**WRITTEN INSTRUCTION**
Copy the lines that follow, keeping every character the same.

**EXTRACTED INFORMATION**

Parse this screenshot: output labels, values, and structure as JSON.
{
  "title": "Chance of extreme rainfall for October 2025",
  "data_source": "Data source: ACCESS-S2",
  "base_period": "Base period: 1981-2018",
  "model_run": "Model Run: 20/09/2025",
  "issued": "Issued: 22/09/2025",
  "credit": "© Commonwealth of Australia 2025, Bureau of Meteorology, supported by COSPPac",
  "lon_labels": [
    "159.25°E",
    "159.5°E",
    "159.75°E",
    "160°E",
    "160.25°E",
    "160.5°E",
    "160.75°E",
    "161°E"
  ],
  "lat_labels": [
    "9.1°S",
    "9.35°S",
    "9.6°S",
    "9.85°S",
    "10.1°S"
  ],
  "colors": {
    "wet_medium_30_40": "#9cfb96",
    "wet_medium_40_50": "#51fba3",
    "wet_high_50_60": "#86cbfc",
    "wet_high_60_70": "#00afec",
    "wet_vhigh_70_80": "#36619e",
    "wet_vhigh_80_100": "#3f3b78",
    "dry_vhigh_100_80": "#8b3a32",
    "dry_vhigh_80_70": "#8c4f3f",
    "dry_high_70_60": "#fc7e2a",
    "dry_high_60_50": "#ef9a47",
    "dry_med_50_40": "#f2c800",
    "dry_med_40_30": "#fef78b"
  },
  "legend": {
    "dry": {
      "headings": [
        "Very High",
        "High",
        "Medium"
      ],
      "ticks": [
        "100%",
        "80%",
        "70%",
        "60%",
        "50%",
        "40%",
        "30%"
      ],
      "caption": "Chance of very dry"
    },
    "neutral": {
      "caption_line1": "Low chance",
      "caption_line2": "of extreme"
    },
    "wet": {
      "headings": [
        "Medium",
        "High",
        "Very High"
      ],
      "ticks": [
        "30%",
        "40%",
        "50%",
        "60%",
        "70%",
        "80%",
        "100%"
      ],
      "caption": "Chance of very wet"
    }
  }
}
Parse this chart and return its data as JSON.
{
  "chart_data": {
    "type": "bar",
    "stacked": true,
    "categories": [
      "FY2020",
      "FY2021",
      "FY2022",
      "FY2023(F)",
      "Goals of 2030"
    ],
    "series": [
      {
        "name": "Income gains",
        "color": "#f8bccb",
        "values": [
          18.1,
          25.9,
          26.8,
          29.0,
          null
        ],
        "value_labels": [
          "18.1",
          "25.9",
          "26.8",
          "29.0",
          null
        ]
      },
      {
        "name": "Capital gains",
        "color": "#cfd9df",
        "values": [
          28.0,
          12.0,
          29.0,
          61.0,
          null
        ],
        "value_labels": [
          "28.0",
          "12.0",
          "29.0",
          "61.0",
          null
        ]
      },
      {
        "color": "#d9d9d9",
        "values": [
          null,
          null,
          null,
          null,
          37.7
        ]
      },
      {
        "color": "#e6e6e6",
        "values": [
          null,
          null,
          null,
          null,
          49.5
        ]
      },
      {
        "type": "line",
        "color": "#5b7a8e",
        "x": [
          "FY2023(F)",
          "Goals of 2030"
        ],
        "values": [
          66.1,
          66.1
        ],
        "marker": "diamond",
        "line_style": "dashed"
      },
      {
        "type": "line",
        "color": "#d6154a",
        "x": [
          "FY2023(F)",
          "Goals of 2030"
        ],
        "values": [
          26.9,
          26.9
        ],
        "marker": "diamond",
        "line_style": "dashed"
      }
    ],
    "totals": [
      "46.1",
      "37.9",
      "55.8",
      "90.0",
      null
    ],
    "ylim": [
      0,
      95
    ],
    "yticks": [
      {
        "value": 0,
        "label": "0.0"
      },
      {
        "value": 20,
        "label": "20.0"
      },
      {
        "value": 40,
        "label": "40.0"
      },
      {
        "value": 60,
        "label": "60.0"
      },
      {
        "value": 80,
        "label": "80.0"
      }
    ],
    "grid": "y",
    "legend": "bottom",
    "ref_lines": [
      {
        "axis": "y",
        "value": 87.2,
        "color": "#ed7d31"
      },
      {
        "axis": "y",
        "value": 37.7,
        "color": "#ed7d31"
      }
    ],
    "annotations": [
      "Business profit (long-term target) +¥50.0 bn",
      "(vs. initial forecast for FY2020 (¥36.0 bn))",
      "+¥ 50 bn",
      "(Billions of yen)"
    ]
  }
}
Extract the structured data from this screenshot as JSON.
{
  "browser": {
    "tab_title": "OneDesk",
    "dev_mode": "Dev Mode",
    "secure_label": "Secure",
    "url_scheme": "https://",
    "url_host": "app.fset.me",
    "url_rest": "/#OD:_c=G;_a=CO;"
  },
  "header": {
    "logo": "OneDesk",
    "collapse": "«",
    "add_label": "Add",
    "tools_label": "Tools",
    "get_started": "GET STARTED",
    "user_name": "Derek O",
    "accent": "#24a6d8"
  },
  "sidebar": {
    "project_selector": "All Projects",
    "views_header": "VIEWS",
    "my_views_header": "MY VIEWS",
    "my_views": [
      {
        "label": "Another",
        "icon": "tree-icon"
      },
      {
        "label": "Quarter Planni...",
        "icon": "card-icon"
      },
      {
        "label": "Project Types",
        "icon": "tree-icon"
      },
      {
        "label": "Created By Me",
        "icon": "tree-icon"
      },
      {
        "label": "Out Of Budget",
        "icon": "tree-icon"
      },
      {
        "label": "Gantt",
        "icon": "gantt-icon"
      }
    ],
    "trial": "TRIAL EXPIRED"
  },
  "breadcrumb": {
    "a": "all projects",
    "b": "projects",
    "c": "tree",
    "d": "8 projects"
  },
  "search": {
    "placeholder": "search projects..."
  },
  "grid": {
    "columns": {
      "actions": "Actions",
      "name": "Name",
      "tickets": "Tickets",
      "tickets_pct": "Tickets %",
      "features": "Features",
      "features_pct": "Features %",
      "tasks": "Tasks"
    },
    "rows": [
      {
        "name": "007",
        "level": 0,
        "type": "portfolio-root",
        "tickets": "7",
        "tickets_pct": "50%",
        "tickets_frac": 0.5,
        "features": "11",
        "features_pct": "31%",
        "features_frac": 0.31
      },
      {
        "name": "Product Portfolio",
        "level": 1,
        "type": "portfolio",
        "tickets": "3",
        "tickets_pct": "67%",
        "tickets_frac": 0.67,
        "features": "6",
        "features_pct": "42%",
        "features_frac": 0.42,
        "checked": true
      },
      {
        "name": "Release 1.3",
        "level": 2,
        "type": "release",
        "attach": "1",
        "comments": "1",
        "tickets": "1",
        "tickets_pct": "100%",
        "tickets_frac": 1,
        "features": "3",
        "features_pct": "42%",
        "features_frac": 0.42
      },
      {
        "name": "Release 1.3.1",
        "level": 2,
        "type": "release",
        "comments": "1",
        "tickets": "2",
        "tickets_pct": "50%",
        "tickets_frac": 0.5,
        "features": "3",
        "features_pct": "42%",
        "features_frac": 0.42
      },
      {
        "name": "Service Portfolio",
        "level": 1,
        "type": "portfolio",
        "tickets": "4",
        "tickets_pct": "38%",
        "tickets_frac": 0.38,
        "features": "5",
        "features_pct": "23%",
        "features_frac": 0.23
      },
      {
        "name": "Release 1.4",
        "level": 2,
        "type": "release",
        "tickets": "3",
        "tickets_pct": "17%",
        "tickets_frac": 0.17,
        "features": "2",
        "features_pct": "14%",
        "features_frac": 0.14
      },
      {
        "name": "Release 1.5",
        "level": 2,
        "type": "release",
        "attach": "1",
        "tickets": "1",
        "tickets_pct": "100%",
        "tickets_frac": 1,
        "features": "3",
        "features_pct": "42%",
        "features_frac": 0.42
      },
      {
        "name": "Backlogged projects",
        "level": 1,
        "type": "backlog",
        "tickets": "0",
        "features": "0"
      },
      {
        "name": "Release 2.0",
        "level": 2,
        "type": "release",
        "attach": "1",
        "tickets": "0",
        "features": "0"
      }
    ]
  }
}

**RESPONSE**
Parse this screenshot: output labels, values, and structure as JSON.
{
  "title": "Chance of extreme rainfall for October 2025",
  "data_source": "Data source: ACCESS-S2",
  "base_period": "Base period: 1981-2018",
  "model_run": "Model Run: 20/09/2025",
  "issued": "Issued: 22/09/2025",
  "credit": "© Commonwealth of Australia 2025, Bureau of Meteorology, supported by COSPPac",
  "lon_labels": [
    "159.25°E",
    "159.5°E",
    "159.75°E",
    "160°E",
    "160.25°E",
    "160.5°E",
    "160.75°E",
    "161°E"
  ],
  "lat_labels": [
    "9.1°S",
    "9.35°S",
    "9.6°S",
    "9.85°S",
    "10.1°S"
  ],
  "colors": {
    "wet_medium_30_40": "#9cfb96",
    "wet_medium_40_50": "#51fba3",
    "wet_high_50_60": "#86cbfc",
    "wet_high_60_70": "#00afec",
    "wet_vhigh_70_80": "#36619e",
    "wet_vhigh_80_100": "#3f3b78",
    "dry_vhigh_100_80": "#8b3a32",
    "dry_vhigh_80_70": "#8c4f3f",
    "dry_high_70_60": "#fc7e2a",
    "dry_high_60_50": "#ef9a47",
    "dry_med_50_40": "#f2c800",
    "dry_med_40_30": "#fef78b"
  },
  "legend": {
    "dry": {
      "headings": [
        "Very High",
        "High",
        "Medium"
      ],
      "ticks": [
        "100%",
        "80%",
        "70%",
        "60%",
        "50%",
        "40%",
        "30%"
      ],
      "caption": "Chance of very dry"
    },
    "neutral": {
      "caption_line1": "Low chance",
      "caption_line2": "of extreme"
    },
    "wet": {
      "headings": [
        "Medium",
        "High",
        "Very High"
      ],
      "ticks": [
        "30%",
        "40%",
        "50%",
        "60%",
        "70%",
        "80%",
        "100%"
      ],
      "caption": "Chance of very wet"
    }
  }
}
Parse this chart and return its data as JSON.
{
  "chart_data": {
    "type": "bar",
    "stacked": true,
    "categories": [
      "FY2020",
      "FY2021",
      "FY2022",
      "FY2023(F)",
      "Goals of 2030"
    ],
    "series": [
      {
        "name": "Income gains",
        "color": "#f8bccb",
        "values": [
          18.1,
          25.9,
          26.8,
          29.0,
          null
        ],
        "value_labels": [
          "18.1",
          "25.9",
          "26.8",
          "29.0",
          null
        ]
      },
      {
        "name": "Capital gains",
        "color": "#cfd9df",
        "values": [
          28.0,
          12.0,
          29.0,
          61.0,
          null
        ],
        "value_labels": [
          "28.0",
          "12.0",
          "29.0",
          "61.0",
          null
        ]
      },
      {
        "color": "#d9d9d9",
        "values": [
          null,
          null,
          null,
          null,
          37.7
        ]
      },
      {
        "color": "#e6e6e6",
        "values": [
          null,
          null,
          null,
          null,
          49.5
        ]
      },
      {
        "type": "line",
        "color": "#5b7a8e",
        "x": [
          "FY2023(F)",
          "Goals of 2030"
        ],
        "values": [
          66.1,
          66.1
        ],
        "marker": "diamond",
        "line_style": "dashed"
      },
      {
        "type": "line",
        "color": "#d6154a",
        "x": [
          "FY2023(F)",
          "Goals of 2030"
        ],
        "values": [
          26.9,
          26.9
        ],
        "marker": "diamond",
        "line_style": "dashed"
      }
    ],
    "totals": [
      "46.1",
      "37.9",
      "55.8",
      "90.0",
      null
    ],
    "ylim": [
      0,
      95
    ],
    "yticks": [
      {
        "value": 0,
        "label": "0.0"
      },
      {
        "value": 20,
        "label": "20.0"
      },
      {
        "value": 40,
        "label": "40.0"
      },
      {
        "value": 60,
        "label": "60.0"
      },
      {
        "value": 80,
        "label": "80.0"
      }
    ],
    "grid": "y",
    "legend": "bottom",
    "ref_lines": [
      {
        "axis": "y",
        "value": 87.2,
        "color": "#ed7d31"
      },
      {
        "axis": "y",
        "value": 37.7,
        "color": "#ed7d31"
      }
    ],
    "annotations": [
      "Business profit (long-term target) +¥50.0 bn",
      "(vs. initial forecast for FY2020 (¥36.0 bn))",
      "+¥ 50 bn",
      "(Billions of yen)"
    ]
  }
}
Extract the structured data from this screenshot as JSON.
{
  "browser": {
    "tab_title": "OneDesk",
    "dev_mode": "Dev Mode",
    "secure_label": "Secure",
    "url_scheme": "https://",
    "url_host": "app.fset.me",
    "url_rest": "/#OD:_c=G;_a=CO;"
  },
  "header": {
    "logo": "OneDesk",
    "collapse": "«",
    "add_label": "Add",
    "tools_label": "Tools",
    "get_started": "GET STARTED",
    "user_name": "Derek O",
    "accent": "#24a6d8"
  },
  "sidebar": {
    "project_selector": "All Projects",
    "views_header": "VIEWS",
    "my_views_header": "MY VIEWS",
    "my_views": [
      {
        "label": "Another",
        "icon": "tree-icon"
      },
      {
        "label": "Quarter Planni...",
        "icon": "card-icon"
      },
      {
        "label": "Project Types",
        "icon": "tree-icon"
      },
      {
        "label": "Created By Me",
        "icon": "tree-icon"
      },
      {
        "label": "Out Of Budget",
        "icon": "tree-icon"
      },
      {
        "label": "Gantt",
        "icon": "gantt-icon"
      }
    ],
    "trial": "TRIAL EXPIRED"
  },
  "breadcrumb": {
    "a": "all projects",
    "b": "projects",
    "c": "tree",
    "d": "8 projects"
  },
  "search": {
    "placeholder": "search projects..."
  },
  "grid": {
    "columns": {
      "actions": "Actions",
      "name": "Name",
      "tickets": "Tickets",
      "tickets_pct": "Tickets %",
      "features": "Features",
      "features_pct": "Features %",
      "tasks": "Tasks"
    },
    "rows": [
      {
        "name": "007",
        "level": 0,
        "type": "portfolio-root",
        "tickets": "7",
        "tickets_pct": "50%",
        "tickets_frac": 0.5,
        "features": "11",
        "features_pct": "31%",
        "features_frac": 0.31
      },
      {
        "name": "Product Portfolio",
        "level": 1,
        "type": "portfolio",
        "tickets": "3",
        "tickets_pct": "67%",
        "tickets_frac": 0.67,
        "features": "6",
        "features_pct": "42%",
        "features_frac": 0.42,
        "checked": true
      },
      {
        "name": "Release 1.3",
        "level": 2,
        "type": "release",
        "attach": "1",
        "comments": "1",
        "tickets": "1",
        "tickets_pct": "100%",
        "tickets_frac": 1,
        "features": "3",
        "features_pct": "42%",
        "features_frac": 0.42
      },
      {
        "name": "Release 1.3.1",
        "level": 2,
        "type": "release",
        "comments": "1",
        "tickets": "2",
        "tickets_pct": "50%",
        "tickets_frac": 0.5,
        "features": "3",
        "features_pct": "42%",
        "features_frac": 0.42
      },
      {
        "name": "Service Portfolio",
        "level": 1,
        "type": "portfolio",
        "tickets": "4",
        "tickets_pct": "38%",
        "tickets_frac": 0.38,
        "features": "5",
        "features_pct": "23%",
        "features_frac": 0.23
      },
      {
        "name": "Release 1.4",
        "level": 2,
        "type": "release",
        "tickets": "3",
        "tickets_pct": "17%",
        "tickets_frac": 0.17,
        "features": "2",
        "features_pct": "14%",
        "features_frac": 0.14
      },
      {
        "name": "Release 1.5",
        "level": 2,
        "type": "release",
        "attach": "1",
        "tickets": "1",
        "tickets_pct": "100%",
        "tickets_frac": 1,
        "features": "3",
        "features_pct": "42%",
        "features_frac": 0.42
      },
      {
        "name": "Backlogged projects",
        "level": 1,
        "type": "backlog",
        "tickets": "0",
        "features": "0"
      },
      {
        "name": "Release 2.0",
        "level": 2,
        "type": "release",
        "attach": "1",
        "tickets": "0",
        "features": "0"
      }
    ]
  }
}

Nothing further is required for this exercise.